What you are asked to do: Go through the entries below and collect each line with the string "title" in it.

Given records:
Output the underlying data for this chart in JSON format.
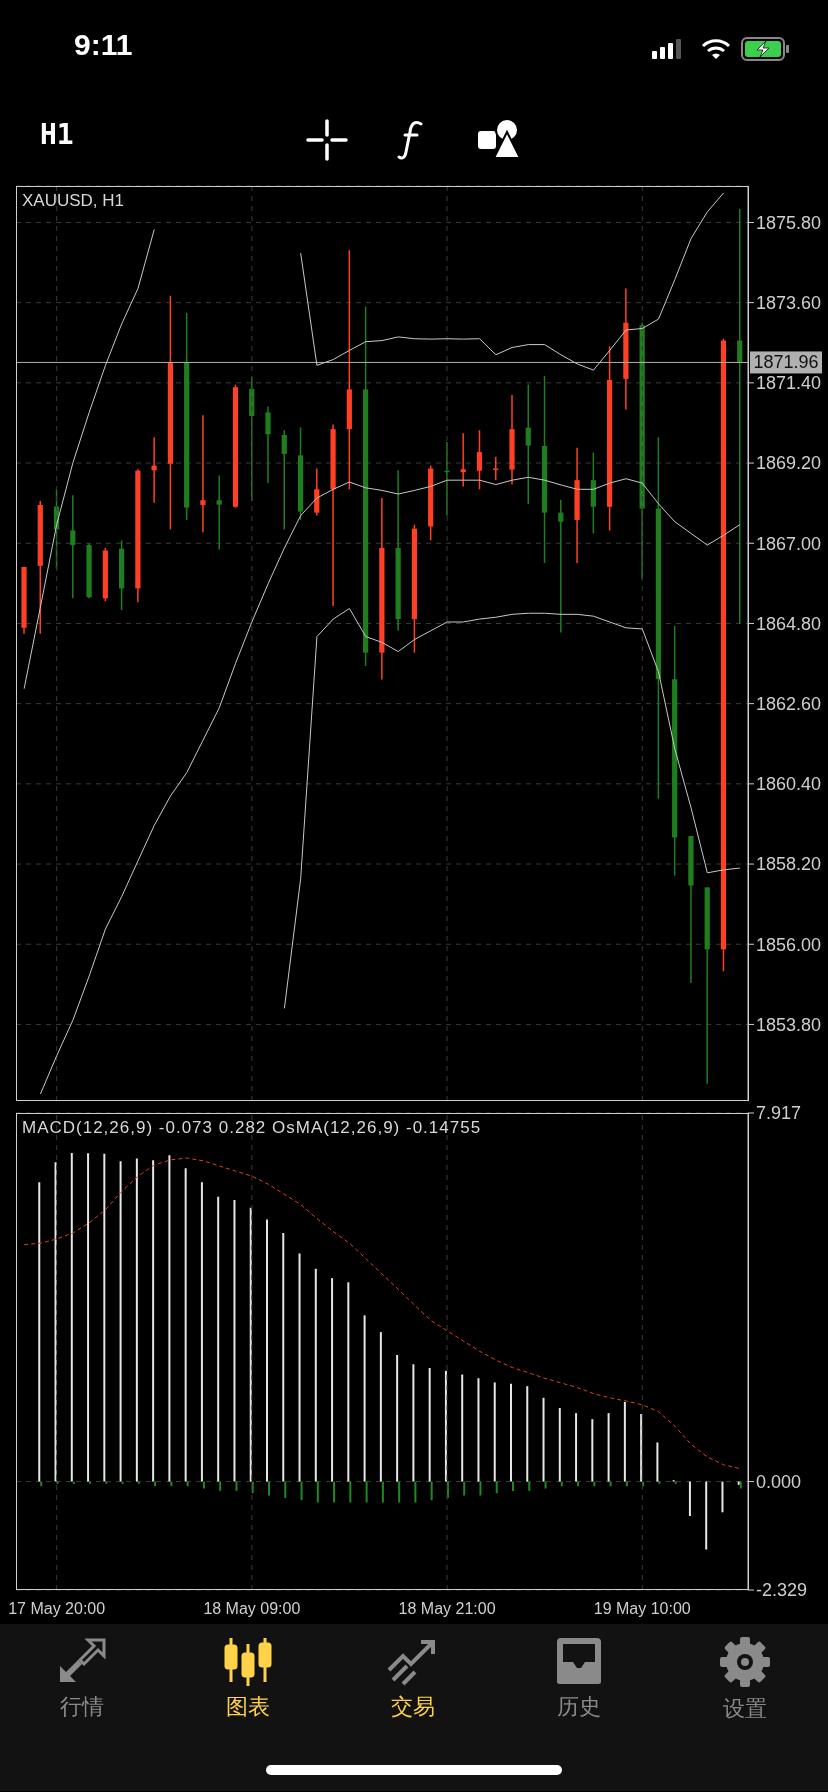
{
  "chart_data": [
    {
      "type": "other",
      "annotations": [
        "9:11",
        "H1"
      ]
    },
    {
      "type": "candlestick",
      "title": "XAUUSD, H1",
      "categories": [
        null,
        null,
        null,
        null,
        null,
        null,
        null,
        null,
        null,
        null,
        null,
        null,
        null,
        null,
        null,
        null,
        null,
        null,
        null,
        null,
        null,
        null,
        null,
        null,
        null,
        null,
        null,
        null,
        null,
        null,
        null,
        null,
        null,
        null,
        null,
        null,
        null,
        null,
        null,
        null,
        null,
        null,
        null,
        null,
        null
      ],
      "ohlc": [
        [
          1864.68,
          1866.35,
          1864.52,
          1866.35
        ],
        [
          1866.38,
          1868.16,
          1864.52,
          1868.05
        ],
        [
          1868.01,
          1868.48,
          1866.3,
          1867.38
        ],
        [
          1867.35,
          1868.32,
          1865.49,
          1866.95
        ],
        [
          1866.95,
          1866.99,
          1865.49,
          1865.52
        ],
        [
          1865.49,
          1866.87,
          1865.41,
          1866.8
        ],
        [
          1866.85,
          1867.08,
          1865.17,
          1865.76
        ],
        [
          1865.76,
          1869.03,
          1865.38,
          1868.99
        ],
        [
          1869.0,
          1869.91,
          1868.11,
          1869.13
        ],
        [
          1869.18,
          1873.79,
          1867.38,
          1871.96
        ],
        [
          1871.96,
          1873.32,
          1867.64,
          1867.98
        ],
        [
          1868.05,
          1870.51,
          1867.3,
          1868.18
        ],
        [
          1868.18,
          1868.86,
          1866.83,
          1868.06
        ],
        [
          1868.0,
          1871.35,
          1867.97,
          1871.28
        ],
        [
          1871.24,
          1871.56,
          1868.16,
          1870.49
        ],
        [
          1870.59,
          1870.75,
          1868.65,
          1869.99
        ],
        [
          1869.97,
          1870.1,
          1867.38,
          1869.45
        ],
        [
          1869.41,
          1870.18,
          1867.64,
          1867.87
        ],
        [
          1867.84,
          1869.05,
          1867.76,
          1868.48
        ],
        [
          1868.48,
          1870.26,
          1865.28,
          1870.13
        ],
        [
          1870.13,
          1875.04,
          1868.48,
          1871.22
        ],
        [
          1871.22,
          1873.49,
          1863.63,
          1864.0
        ],
        [
          1864.0,
          1868.24,
          1863.26,
          1866.87
        ],
        [
          1866.87,
          1869.0,
          1864.6,
          1864.92
        ],
        [
          1864.92,
          1867.51,
          1864.0,
          1867.4
        ],
        [
          1867.46,
          1869.13,
          1867.08,
          1869.05
        ],
        [
          1868.99,
          1869.78,
          1867.76,
          1868.95
        ],
        [
          1868.95,
          1870.02,
          1868.56,
          1869.03
        ],
        [
          1868.99,
          1870.1,
          1868.48,
          1869.5
        ],
        [
          1869.02,
          1869.37,
          1868.73,
          1869.05
        ],
        [
          1869.02,
          1871.07,
          1868.61,
          1870.13
        ],
        [
          1870.17,
          1871.35,
          1868.08,
          1869.68
        ],
        [
          1869.67,
          1871.59,
          1866.46,
          1867.84
        ],
        [
          1867.84,
          1868.19,
          1864.55,
          1867.59
        ],
        [
          1867.64,
          1869.62,
          1866.46,
          1868.73
        ],
        [
          1868.73,
          1869.49,
          1867.27,
          1868.0
        ],
        [
          1868.0,
          1872.4,
          1867.35,
          1871.48
        ],
        [
          1871.51,
          1873.99,
          1870.67,
          1873.05
        ],
        [
          1872.98,
          1873.05,
          1866.01,
          1867.95
        ],
        [
          1867.95,
          1869.91,
          1859.99,
          1863.27
        ],
        [
          1863.27,
          1864.73,
          1857.88,
          1858.93
        ],
        [
          1858.97,
          1858.97,
          1854.94,
          1857.61
        ],
        [
          1857.56,
          1857.56,
          1852.17,
          1855.86
        ],
        [
          1855.86,
          1872.61,
          1855.26,
          1872.56
        ],
        [
          1872.56,
          1876.17,
          1864.79,
          1871.96
        ]
      ],
      "colors": [
        "#ff4024",
        "#ff4024",
        "#1f7f1f",
        "#1f7f1f",
        "#1f7f1f",
        "#ff4024",
        "#1f7f1f",
        "#ff4024",
        "#ff4024",
        "#ff4024",
        "#1f7f1f",
        "#ff4024",
        "#1f7f1f",
        "#ff4024",
        "#1f7f1f",
        "#1f7f1f",
        "#1f7f1f",
        "#1f7f1f",
        "#ff4024",
        "#ff4024",
        "#ff4024",
        "#1f7f1f",
        "#ff4024",
        "#1f7f1f",
        "#ff4024",
        "#ff4024",
        "#1f7f1f",
        "#ff4024",
        "#ff4024",
        "#ff4024",
        "#ff4024",
        "#1f7f1f",
        "#1f7f1f",
        "#1f7f1f",
        "#ff4024",
        "#1f7f1f",
        "#ff4024",
        "#ff4024",
        "#1f7f1f",
        "#1f7f1f",
        "#1f7f1f",
        "#1f7f1f",
        "#1f7f1f",
        "#ff4024",
        "#1f7f1f"
      ],
      "series": [
        {
          "type": "line",
          "color": "#c8c8c8",
          "values": [
            1863.01,
            1865.25,
            1867.51,
            1869.21,
            1870.59,
            1871.88,
            1873.02,
            1873.99,
            1875.61,
            null,
            null,
            null,
            null,
            null,
            null,
            null,
            null,
            1874.96,
            1871.88,
            1872.04,
            1872.29,
            1872.53,
            1872.56,
            1872.66,
            1872.61,
            1872.6,
            1872.61,
            1872.6,
            1872.61,
            1872.17,
            1872.37,
            1872.45,
            1872.45,
            1872.17,
            1871.92,
            1871.75,
            1872.29,
            1872.85,
            1872.89,
            1873.15,
            1874.23,
            1875.36,
            1876.09,
            1876.61,
            null
          ]
        },
        {
          "type": "line",
          "color": "#c8c8c8",
          "values": [
            null,
            1851.89,
            1852.94,
            1853.92,
            1855.13,
            1856.42,
            1857.31,
            1858.29,
            1859.26,
            1860.07,
            1860.71,
            1861.6,
            1862.49,
            1863.71,
            1864.84,
            1865.89,
            1866.87,
            1867.76,
            1868.24,
            1868.48,
            1868.68,
            1868.52,
            1868.45,
            1868.35,
            1868.45,
            1868.56,
            1868.73,
            1868.73,
            1868.73,
            1868.61,
            1868.73,
            1868.81,
            1868.73,
            1868.6,
            1868.48,
            1868.48,
            1868.65,
            1868.77,
            1868.65,
            1868.08,
            1867.59,
            1867.27,
            1866.95,
            1867.22,
            1867.51
          ]
        },
        {
          "type": "line",
          "color": "#c8c8c8",
          "values": [
            null,
            null,
            null,
            null,
            null,
            null,
            null,
            null,
            null,
            null,
            null,
            null,
            null,
            null,
            null,
            null,
            1854.24,
            1857.8,
            1864.44,
            1864.92,
            1865.21,
            1864.44,
            1864.28,
            1864.03,
            1864.36,
            1864.6,
            1864.84,
            1864.84,
            1864.92,
            1864.97,
            1865.05,
            1865.08,
            1865.08,
            1865.05,
            1865.05,
            1865.0,
            1864.84,
            1864.68,
            1864.65,
            1863.47,
            1861.36,
            1859.74,
            1857.96,
            1858.04,
            1858.09
          ]
        }
      ],
      "ylim": [
        1851.7,
        1876.8
      ],
      "yticks": [
        {
          "value": 1853.8,
          "label": "1853.80"
        },
        {
          "value": 1856,
          "label": "1856.00"
        },
        {
          "value": 1858.2,
          "label": "1858.20"
        },
        {
          "value": 1860.4,
          "label": "1860.40"
        },
        {
          "value": 1862.6,
          "label": "1862.60"
        },
        {
          "value": 1864.8,
          "label": "1864.80"
        },
        {
          "value": 1867,
          "label": "1867.00"
        },
        {
          "value": 1869.2,
          "label": "1869.20"
        },
        {
          "value": 1871.4,
          "label": "1871.40"
        },
        {
          "value": 1873.6,
          "label": "1873.60"
        },
        {
          "value": 1875.8,
          "label": "1875.80"
        }
      ],
      "ref_lines": [
        {
          "axis": "y",
          "value": 1871.96,
          "label": "1871.96",
          "color": "#b0b0b0"
        }
      ],
      "grid": true,
      "tick_labels": "y"
    },
    {
      "type": "bar",
      "title": "MACD(12,26,9) -0.073 0.282 OsMA(12,26,9) -0.14755",
      "categories": [
        null,
        null,
        "17 May 20:00",
        null,
        null,
        null,
        null,
        null,
        null,
        null,
        null,
        null,
        null,
        null,
        "18 May 09:00",
        null,
        null,
        null,
        null,
        null,
        null,
        null,
        null,
        null,
        null,
        null,
        "18 May 21:00",
        null,
        null,
        null,
        null,
        null,
        null,
        null,
        null,
        null,
        null,
        null,
        "19 May 10:00",
        null,
        null,
        null,
        null,
        null,
        null
      ],
      "series": [
        {
          "color": "#e6e6e6",
          "values": [
            null,
            6.43,
            6.86,
            7.06,
            7.05,
            7.04,
            6.88,
            6.94,
            6.9,
            7.01,
            6.73,
            6.43,
            6.12,
            6.05,
            5.88,
            5.63,
            5.34,
            4.9,
            4.57,
            4.37,
            4.28,
            3.57,
            3.21,
            2.72,
            2.52,
            2.44,
            2.38,
            2.3,
            2.22,
            2.13,
            2.1,
            2.05,
            1.8,
            1.58,
            1.47,
            1.34,
            1.47,
            1.71,
            1.45,
            0.84,
            0.03,
            -0.74,
            -1.46,
            -0.66,
            -0.07
          ]
        },
        {
          "color": "#1f8a1f",
          "values": [
            null,
            -0.1,
            -0.05,
            -0.05,
            -0.05,
            -0.05,
            -0.05,
            -0.05,
            -0.1,
            -0.1,
            -0.1,
            -0.15,
            -0.2,
            -0.2,
            -0.25,
            -0.3,
            -0.35,
            -0.4,
            -0.45,
            -0.45,
            -0.45,
            -0.45,
            -0.45,
            -0.45,
            -0.45,
            -0.4,
            -0.35,
            -0.3,
            -0.3,
            -0.25,
            -0.2,
            -0.2,
            -0.15,
            -0.1,
            -0.1,
            -0.1,
            -0.1,
            -0.1,
            -0.1,
            -0.05,
            -0.05,
            null,
            null,
            null,
            -0.15
          ]
        },
        {
          "type": "line",
          "color": "#e0401e",
          "line_style": "dashed",
          "values": [
            5.09,
            5.12,
            5.21,
            5.34,
            5.56,
            5.84,
            6.23,
            6.56,
            6.8,
            6.91,
            6.95,
            6.89,
            6.78,
            6.67,
            6.56,
            6.39,
            6.17,
            5.95,
            5.65,
            5.37,
            5.12,
            4.79,
            4.46,
            4.13,
            3.79,
            3.46,
            3.24,
            3.02,
            2.8,
            2.61,
            2.45,
            2.34,
            2.22,
            2.12,
            2.02,
            1.89,
            1.8,
            1.73,
            1.65,
            1.5,
            1.19,
            0.8,
            0.53,
            0.36,
            0.28
          ]
        }
      ],
      "ylim": [
        -2.329,
        7.917
      ],
      "yticks": [
        -2.329,
        {
          "value": 0,
          "label": "0.000"
        },
        7.917
      ],
      "grid": true
    },
    {
      "type": "other",
      "annotations": [
        "行情",
        "图表",
        "交易",
        "历史",
        "设置"
      ]
    }
  ]
}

Exercise response:
      "title": "XAUUSD, H1",
      "title": "MACD(12,26,9) -0.073 0.282 OsMA(12,26,9) -0.14755",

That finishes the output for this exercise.